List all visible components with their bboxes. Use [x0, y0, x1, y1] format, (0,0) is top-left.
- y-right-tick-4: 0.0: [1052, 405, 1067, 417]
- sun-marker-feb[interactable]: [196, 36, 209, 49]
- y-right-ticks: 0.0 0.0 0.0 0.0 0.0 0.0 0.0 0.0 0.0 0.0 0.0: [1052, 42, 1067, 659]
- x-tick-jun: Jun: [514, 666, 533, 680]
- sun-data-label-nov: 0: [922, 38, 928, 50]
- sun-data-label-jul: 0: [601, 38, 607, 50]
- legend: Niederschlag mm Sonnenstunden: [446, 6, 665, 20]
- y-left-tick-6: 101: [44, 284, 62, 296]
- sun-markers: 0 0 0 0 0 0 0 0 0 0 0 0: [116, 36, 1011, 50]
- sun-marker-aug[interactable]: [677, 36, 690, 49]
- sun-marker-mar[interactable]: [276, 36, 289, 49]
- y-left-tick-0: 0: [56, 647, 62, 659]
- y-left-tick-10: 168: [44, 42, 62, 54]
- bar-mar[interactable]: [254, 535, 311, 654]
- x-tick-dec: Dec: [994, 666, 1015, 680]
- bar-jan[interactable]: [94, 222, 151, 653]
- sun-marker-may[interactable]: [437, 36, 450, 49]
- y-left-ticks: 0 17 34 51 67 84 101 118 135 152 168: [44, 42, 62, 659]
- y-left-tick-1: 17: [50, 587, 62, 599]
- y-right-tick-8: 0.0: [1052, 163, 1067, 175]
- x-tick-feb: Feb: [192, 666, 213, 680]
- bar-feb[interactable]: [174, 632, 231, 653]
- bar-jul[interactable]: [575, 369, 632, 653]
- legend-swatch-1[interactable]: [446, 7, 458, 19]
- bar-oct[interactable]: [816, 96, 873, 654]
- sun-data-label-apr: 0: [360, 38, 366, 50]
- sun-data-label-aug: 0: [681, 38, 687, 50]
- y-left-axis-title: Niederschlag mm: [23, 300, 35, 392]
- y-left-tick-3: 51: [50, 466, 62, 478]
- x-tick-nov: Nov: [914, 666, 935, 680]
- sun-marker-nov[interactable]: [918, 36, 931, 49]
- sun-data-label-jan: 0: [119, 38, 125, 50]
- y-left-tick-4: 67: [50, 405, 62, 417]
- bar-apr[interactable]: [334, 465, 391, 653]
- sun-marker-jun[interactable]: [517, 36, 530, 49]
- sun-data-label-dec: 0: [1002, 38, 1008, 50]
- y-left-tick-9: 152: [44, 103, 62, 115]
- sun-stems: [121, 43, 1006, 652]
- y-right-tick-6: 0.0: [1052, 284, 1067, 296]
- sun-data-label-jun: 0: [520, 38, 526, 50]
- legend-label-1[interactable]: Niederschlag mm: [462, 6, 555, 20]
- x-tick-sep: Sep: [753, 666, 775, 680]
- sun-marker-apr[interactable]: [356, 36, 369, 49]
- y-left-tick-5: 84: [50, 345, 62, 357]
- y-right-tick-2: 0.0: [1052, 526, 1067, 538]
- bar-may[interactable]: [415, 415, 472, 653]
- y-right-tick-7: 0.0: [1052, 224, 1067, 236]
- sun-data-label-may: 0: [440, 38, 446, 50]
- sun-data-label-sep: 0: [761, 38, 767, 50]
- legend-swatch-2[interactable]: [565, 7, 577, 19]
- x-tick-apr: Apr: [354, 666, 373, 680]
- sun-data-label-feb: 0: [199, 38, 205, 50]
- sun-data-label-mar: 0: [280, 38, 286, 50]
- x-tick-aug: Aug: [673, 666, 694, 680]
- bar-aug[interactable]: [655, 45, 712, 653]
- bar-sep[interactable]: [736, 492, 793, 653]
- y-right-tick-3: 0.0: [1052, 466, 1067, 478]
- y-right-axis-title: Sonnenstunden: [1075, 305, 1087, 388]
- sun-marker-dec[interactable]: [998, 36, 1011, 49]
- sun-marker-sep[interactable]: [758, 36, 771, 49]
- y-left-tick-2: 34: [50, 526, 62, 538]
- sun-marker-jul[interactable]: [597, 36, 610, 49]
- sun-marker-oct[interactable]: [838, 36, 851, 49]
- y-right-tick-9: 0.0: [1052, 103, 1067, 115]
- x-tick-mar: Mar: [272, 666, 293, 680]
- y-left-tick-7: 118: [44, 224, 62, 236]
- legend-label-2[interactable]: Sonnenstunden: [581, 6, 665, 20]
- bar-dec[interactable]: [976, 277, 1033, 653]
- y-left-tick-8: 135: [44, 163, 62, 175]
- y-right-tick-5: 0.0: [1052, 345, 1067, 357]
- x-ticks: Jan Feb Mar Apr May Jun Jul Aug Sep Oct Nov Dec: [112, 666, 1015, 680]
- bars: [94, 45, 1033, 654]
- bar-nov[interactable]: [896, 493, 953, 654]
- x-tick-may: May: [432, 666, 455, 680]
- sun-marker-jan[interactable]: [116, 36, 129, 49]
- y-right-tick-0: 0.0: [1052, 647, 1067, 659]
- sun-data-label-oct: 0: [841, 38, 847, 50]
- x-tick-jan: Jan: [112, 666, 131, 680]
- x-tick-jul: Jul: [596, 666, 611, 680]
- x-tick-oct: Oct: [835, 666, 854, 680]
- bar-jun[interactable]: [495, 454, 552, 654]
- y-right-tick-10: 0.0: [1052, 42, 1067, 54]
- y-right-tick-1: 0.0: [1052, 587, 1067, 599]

- **GIVEN PROBLEM**: Retype all of the lines above character for character, changing nothing.

- **REPLY**:
List all visible components with their bboxes. Use [x0, y0, x1, y1] format, (0,0) is top-left.
- y-right-tick-4: 0.0: [1052, 405, 1067, 417]
- sun-marker-feb[interactable]: [196, 36, 209, 49]
- y-right-ticks: 0.0 0.0 0.0 0.0 0.0 0.0 0.0 0.0 0.0 0.0 0.0: [1052, 42, 1067, 659]
- x-tick-jun: Jun: [514, 666, 533, 680]
- sun-data-label-nov: 0: [922, 38, 928, 50]
- sun-data-label-jul: 0: [601, 38, 607, 50]
- legend: Niederschlag mm Sonnenstunden: [446, 6, 665, 20]
- y-left-tick-6: 101: [44, 284, 62, 296]
- sun-markers: 0 0 0 0 0 0 0 0 0 0 0 0: [116, 36, 1011, 50]
- sun-marker-aug[interactable]: [677, 36, 690, 49]
- sun-marker-mar[interactable]: [276, 36, 289, 49]
- y-left-tick-0: 0: [56, 647, 62, 659]
- y-left-tick-10: 168: [44, 42, 62, 54]
- bar-mar[interactable]: [254, 535, 311, 654]
- x-tick-dec: Dec: [994, 666, 1015, 680]
- bar-jan[interactable]: [94, 222, 151, 653]
- sun-marker-may[interactable]: [437, 36, 450, 49]
- y-left-ticks: 0 17 34 51 67 84 101 118 135 152 168: [44, 42, 62, 659]
- y-left-tick-1: 17: [50, 587, 62, 599]
- y-right-tick-8: 0.0: [1052, 163, 1067, 175]
- x-tick-feb: Feb: [192, 666, 213, 680]
- bar-feb[interactable]: [174, 632, 231, 653]
- bar-jul[interactable]: [575, 369, 632, 653]
- legend-swatch-1[interactable]: [446, 7, 458, 19]
- bar-oct[interactable]: [816, 96, 873, 654]
- sun-data-label-apr: 0: [360, 38, 366, 50]
- sun-data-label-aug: 0: [681, 38, 687, 50]
- y-left-axis-title: Niederschlag mm: [23, 300, 35, 392]
- y-left-tick-3: 51: [50, 466, 62, 478]
- x-tick-nov: Nov: [914, 666, 935, 680]
- sun-marker-nov[interactable]: [918, 36, 931, 49]
- sun-data-label-jan: 0: [119, 38, 125, 50]
- y-left-tick-4: 67: [50, 405, 62, 417]
- bar-apr[interactable]: [334, 465, 391, 653]
- sun-marker-jun[interactable]: [517, 36, 530, 49]
- sun-data-label-dec: 0: [1002, 38, 1008, 50]
- y-left-tick-9: 152: [44, 103, 62, 115]
- sun-stems: [121, 43, 1006, 652]
- y-right-tick-6: 0.0: [1052, 284, 1067, 296]
- sun-data-label-jun: 0: [520, 38, 526, 50]
- legend-label-1[interactable]: Niederschlag mm: [462, 6, 555, 20]
- x-tick-sep: Sep: [753, 666, 775, 680]
- sun-marker-apr[interactable]: [356, 36, 369, 49]
- y-left-tick-5: 84: [50, 345, 62, 357]
- y-right-tick-2: 0.0: [1052, 526, 1067, 538]
- bar-may[interactable]: [415, 415, 472, 653]
- y-right-tick-7: 0.0: [1052, 224, 1067, 236]
- sun-data-label-may: 0: [440, 38, 446, 50]
- sun-data-label-sep: 0: [761, 38, 767, 50]
- legend-swatch-2[interactable]: [565, 7, 577, 19]
- x-tick-apr: Apr: [354, 666, 373, 680]
- sun-data-label-feb: 0: [199, 38, 205, 50]
- sun-data-label-mar: 0: [280, 38, 286, 50]
- x-tick-aug: Aug: [673, 666, 694, 680]
- bar-aug[interactable]: [655, 45, 712, 653]
- bar-sep[interactable]: [736, 492, 793, 653]
- y-right-tick-3: 0.0: [1052, 466, 1067, 478]
- y-right-axis-title: Sonnenstunden: [1075, 305, 1087, 388]
- sun-marker-dec[interactable]: [998, 36, 1011, 49]
- sun-marker-sep[interactable]: [758, 36, 771, 49]
- y-left-tick-2: 34: [50, 526, 62, 538]
- sun-marker-jul[interactable]: [597, 36, 610, 49]
- sun-marker-oct[interactable]: [838, 36, 851, 49]
- y-right-tick-9: 0.0: [1052, 103, 1067, 115]
- x-tick-mar: Mar: [272, 666, 293, 680]
- y-left-tick-7: 118: [44, 224, 62, 236]
- legend-label-2[interactable]: Sonnenstunden: [581, 6, 665, 20]
- bar-dec[interactable]: [976, 277, 1033, 653]
- y-left-tick-8: 135: [44, 163, 62, 175]
- y-right-tick-5: 0.0: [1052, 345, 1067, 357]
- x-ticks: Jan Feb Mar Apr May Jun Jul Aug Sep Oct Nov Dec: [112, 666, 1015, 680]
- bars: [94, 45, 1033, 654]
- bar-nov[interactable]: [896, 493, 953, 654]
- x-tick-may: May: [432, 666, 455, 680]
- sun-marker-jan[interactable]: [116, 36, 129, 49]
- y-right-tick-0: 0.0: [1052, 647, 1067, 659]
- sun-data-label-oct: 0: [841, 38, 847, 50]
- x-tick-jan: Jan: [112, 666, 131, 680]
- x-tick-jul: Jul: [596, 666, 611, 680]
- x-tick-oct: Oct: [835, 666, 854, 680]
- bar-jun[interactable]: [495, 454, 552, 654]
- y-right-tick-10: 0.0: [1052, 42, 1067, 54]
- y-right-tick-1: 0.0: [1052, 587, 1067, 599]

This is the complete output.